## begin DATA LISTING

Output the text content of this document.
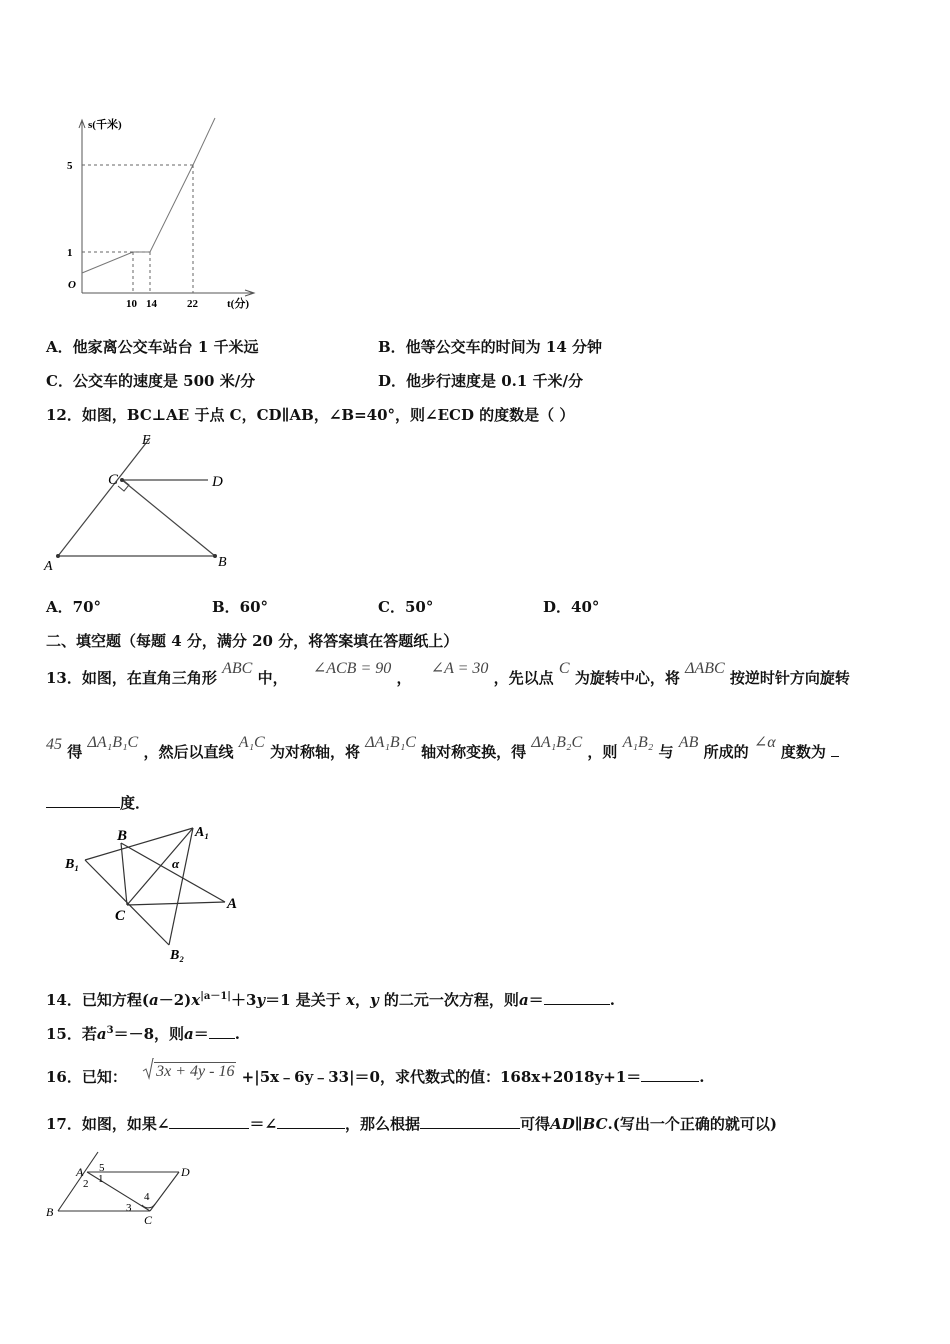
s(千米)
5
1
O
10 14	22	t(分)
A．他家离公交车站台 1 千米远	B．他等公交车的时间为 14 分钟
C．公交车的速度是 500 米/分	D．他步行速度是 0.1 千米/分
12．如图，BC⊥AE 于点 C，CD∥AB，∠B=40°，则∠ECD 的度数是（ ）
E
C	D
A	B
A．70°	B．60°	C．50°	D．40°
二、填空题（每题 4 分，满分 20 分，将答案填在答题纸上）
13．如图，在直角三角形 ABC 中， ∠ACB = 90 ， ∠A = 30 ，先以点 C 为旋转中心，将 ΔABC 按逆时针方向旋转
45 得 ΔA₁B₁C ，然后以直线 A₁C 为对称轴，将 ΔA₁B₁C 轴对称变换，得 ΔA₁B₂C ，则 A₁B₂ 与 AB 所成的 ∠α 度数为
度．
B	A₁
B₁	α
A
C
B₂
14．已知方程$(a-2)x^{|a-1|}+3y=1$ 是关于 x，y 的二元一次方程，则a＝	.
15．若$a^3=-8$，则a＝ .
16．已知： 3x + 4y - 16 +|5x﹣6y﹣33|＝0，求代数式的值：168x+2018y+1＝	.
17．如图，如果∠	＝∠	，那么根据	可得AD∥BC.(写出一个正确的就可以)
A	D
B
C
5
1
2
3
4
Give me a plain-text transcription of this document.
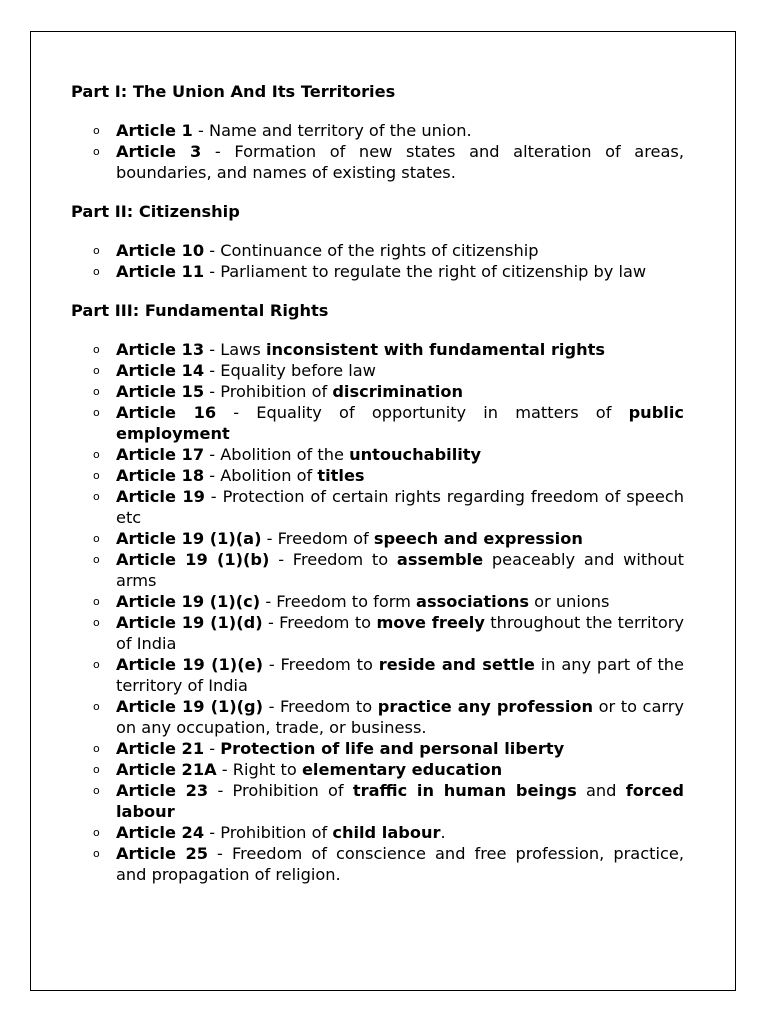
Part I: The Union And Its Territories
o Article 1 - Name and territory of the union.
o Article 3 - Formation of new states and alteration of areas, boundaries, and names of existing states.
Part II: Citizenship
o Article 10 - Continuance of the rights of citizenship
o Article 11 - Parliament to regulate the right of citizenship by law
Part III: Fundamental Rights
o Article 13 - Laws inconsistent with fundamental rights
o Article 14 - Equality before law
o Article 15 - Prohibition of discrimination
o Article 16 - Equality of opportunity in matters of public employment
o Article 17 - Abolition of the untouchability
o Article 18 - Abolition of titles
o Article 19 - Protection of certain rights regarding freedom of speech etc
o Article 19 (1)(a) - Freedom of speech and expression
o Article 19 (1)(b) - Freedom to assemble peaceably and without arms
o Article 19 (1)(c) - Freedom to form associations or unions
o Article 19 (1)(d) - Freedom to move freely throughout the territory of India
o Article 19 (1)(e) - Freedom to reside and settle in any part of the territory of India
o Article 19 (1)(g) - Freedom to practice any profession or to carry on any occupation, trade, or business.
o Article 21 - Protection of life and personal liberty
o Article 21A - Right to elementary education
o Article 23 - Prohibition of traffic in human beings and forced labour
o Article 24 - Prohibition of child labour.
o Article 25 - Freedom of conscience and free profession, practice, and propagation of religion.
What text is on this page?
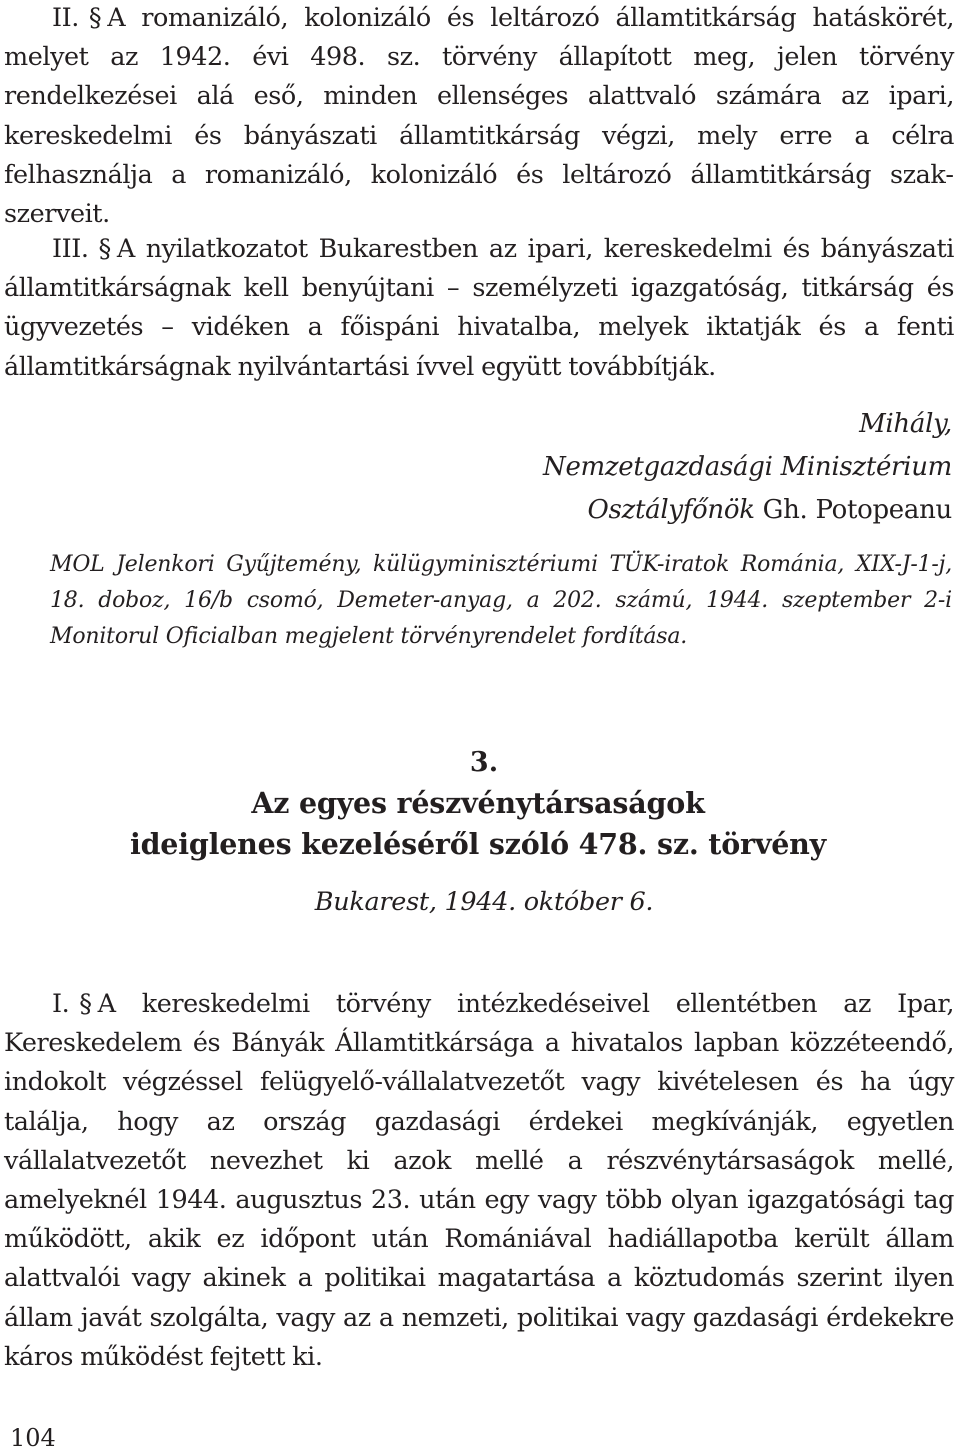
II. § A romanizáló, kolonizáló és leltározó államtitkárság hatáskörét, melyet az 1942. évi 498. sz. törvény állapított meg, jelen törvény rendelkezései alá eső, minden ellenséges alattvaló számára az ipari, kereskedelmi és bányászati államtitkárság végzi, mely erre a célra felhasználja a romanizáló, kolonizáló és leltározó államtitkárság szakszerveit.

III. § A nyilatkozatot Bukarestben az ipari, kereskedelmi és bányászati államtitkárságnak kell benyújtani – személyzeti igazgatóság, titkárság és ügyvezetés – vidéken a főispáni hivatalba, melyek iktatják és a fenti államtitkárságnak nyilvántartási ívvel együtt továbbítják.

Mihály,
Nemzetgazdasági Minisztérium
Osztályfőnök Gh. Potopeanu
MOL Jelenkori Gyűjtemény, külügyminisztériumi TÜK-iratok Románia, XIX-J-1-j, 18. doboz, 16/b csomó, Demeter-anyag, a 202. számú, 1944. szeptember 2-i Monitorul Oficialban megjelent törvényrendelet fordítása.
3.
Az egyes részvénytársaságok
ideiglenes kezeléséről szóló 478. sz. törvény
Bukarest, 1944. október 6.

I. § A kereskedelmi törvény intézkedéseivel ellentétben az Ipar, Kereskedelem és Bányák Államtitkársága a hivatalos lapban közzéteendő, indokolt végzéssel felügyelő-vállalatvezetőt vagy kivételesen és ha úgy találja, hogy az ország gazdasági érdekei megkívánják, egyetlen vállalatvezetőt nevezhet ki azok mellé a részvénytársaságok mellé, amelyeknél 1944. augusztus 23. után egy vagy több olyan igazgatósági tag működött, akik ez időpont után Romániával hadiállapotba került állam alattvalói vagy akinek a politikai magatartása a köztudomás szerint ilyen állam javát szolgálta, vagy az a nemzeti, politikai vagy gazdasági érdekekre káros működést fejtett ki.

104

## end DATA LISTING

■ **TASK**:
Collect every line above that contains the word "territory".

■ **THE OUTPUT**:
o Article 1 - Name and territory of the union.
o Article 19 (1)(d) - Freedom to move freely throughout the territory of India
o Article 19 (1)(e) - Freedom to reside and settle in any part of the territory of India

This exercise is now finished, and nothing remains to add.